DATASET ROWS:
################

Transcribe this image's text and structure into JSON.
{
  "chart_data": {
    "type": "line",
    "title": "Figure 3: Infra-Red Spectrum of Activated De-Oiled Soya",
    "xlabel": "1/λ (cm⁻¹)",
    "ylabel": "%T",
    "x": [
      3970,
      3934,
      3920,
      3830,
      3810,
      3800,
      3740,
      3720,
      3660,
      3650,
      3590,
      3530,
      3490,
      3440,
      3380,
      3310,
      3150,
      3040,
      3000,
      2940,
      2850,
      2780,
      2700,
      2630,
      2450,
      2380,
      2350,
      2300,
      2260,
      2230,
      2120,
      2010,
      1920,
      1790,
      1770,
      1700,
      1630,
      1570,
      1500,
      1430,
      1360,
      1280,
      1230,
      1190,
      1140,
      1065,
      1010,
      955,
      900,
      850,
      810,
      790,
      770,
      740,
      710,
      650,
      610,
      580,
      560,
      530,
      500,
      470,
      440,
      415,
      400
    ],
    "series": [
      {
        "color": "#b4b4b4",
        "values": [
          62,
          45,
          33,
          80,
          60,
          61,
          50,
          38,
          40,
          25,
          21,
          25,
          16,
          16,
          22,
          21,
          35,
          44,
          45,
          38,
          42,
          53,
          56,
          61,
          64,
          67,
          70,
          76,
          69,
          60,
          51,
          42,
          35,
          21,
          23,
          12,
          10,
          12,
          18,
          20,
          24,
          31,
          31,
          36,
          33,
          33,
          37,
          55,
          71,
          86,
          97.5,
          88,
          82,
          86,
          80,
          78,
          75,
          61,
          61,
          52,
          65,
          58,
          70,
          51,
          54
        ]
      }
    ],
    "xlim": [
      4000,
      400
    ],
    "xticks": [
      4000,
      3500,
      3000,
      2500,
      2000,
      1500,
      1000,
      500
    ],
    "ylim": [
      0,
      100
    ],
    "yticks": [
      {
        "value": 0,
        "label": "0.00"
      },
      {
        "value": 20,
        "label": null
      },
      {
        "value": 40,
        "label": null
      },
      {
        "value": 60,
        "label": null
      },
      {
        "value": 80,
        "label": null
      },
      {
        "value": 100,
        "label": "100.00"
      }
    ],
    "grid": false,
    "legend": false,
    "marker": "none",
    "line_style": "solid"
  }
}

################

PROBLEM REQUIREMENTS:
Reproduce the material in full, with no word added or dropped.

SOLUTION:
Transcribe this image's text and structure into JSON.
{
  "chart_data": {
    "type": "line",
    "title": "Figure 3: Infra-Red Spectrum of Activated De-Oiled Soya",
    "xlabel": "1/λ (cm⁻¹)",
    "ylabel": "%T",
    "x": [
      3970,
      3934,
      3920,
      3830,
      3810,
      3800,
      3740,
      3720,
      3660,
      3650,
      3590,
      3530,
      3490,
      3440,
      3380,
      3310,
      3150,
      3040,
      3000,
      2940,
      2850,
      2780,
      2700,
      2630,
      2450,
      2380,
      2350,
      2300,
      2260,
      2230,
      2120,
      2010,
      1920,
      1790,
      1770,
      1700,
      1630,
      1570,
      1500,
      1430,
      1360,
      1280,
      1230,
      1190,
      1140,
      1065,
      1010,
      955,
      900,
      850,
      810,
      790,
      770,
      740,
      710,
      650,
      610,
      580,
      560,
      530,
      500,
      470,
      440,
      415,
      400
    ],
    "series": [
      {
        "color": "#b4b4b4",
        "values": [
          62,
          45,
          33,
          80,
          60,
          61,
          50,
          38,
          40,
          25,
          21,
          25,
          16,
          16,
          22,
          21,
          35,
          44,
          45,
          38,
          42,
          53,
          56,
          61,
          64,
          67,
          70,
          76,
          69,
          60,
          51,
          42,
          35,
          21,
          23,
          12,
          10,
          12,
          18,
          20,
          24,
          31,
          31,
          36,
          33,
          33,
          37,
          55,
          71,
          86,
          97.5,
          88,
          82,
          86,
          80,
          78,
          75,
          61,
          61,
          52,
          65,
          58,
          70,
          51,
          54
        ]
      }
    ],
    "xlim": [
      4000,
      400
    ],
    "xticks": [
      4000,
      3500,
      3000,
      2500,
      2000,
      1500,
      1000,
      500
    ],
    "ylim": [
      0,
      100
    ],
    "yticks": [
      {
        "value": 0,
        "label": "0.00"
      },
      {
        "value": 20,
        "label": null
      },
      {
        "value": 40,
        "label": null
      },
      {
        "value": 60,
        "label": null
      },
      {
        "value": 80,
        "label": null
      },
      {
        "value": 100,
        "label": "100.00"
      }
    ],
    "grid": false,
    "legend": false,
    "marker": "none",
    "line_style": "solid"
  }
}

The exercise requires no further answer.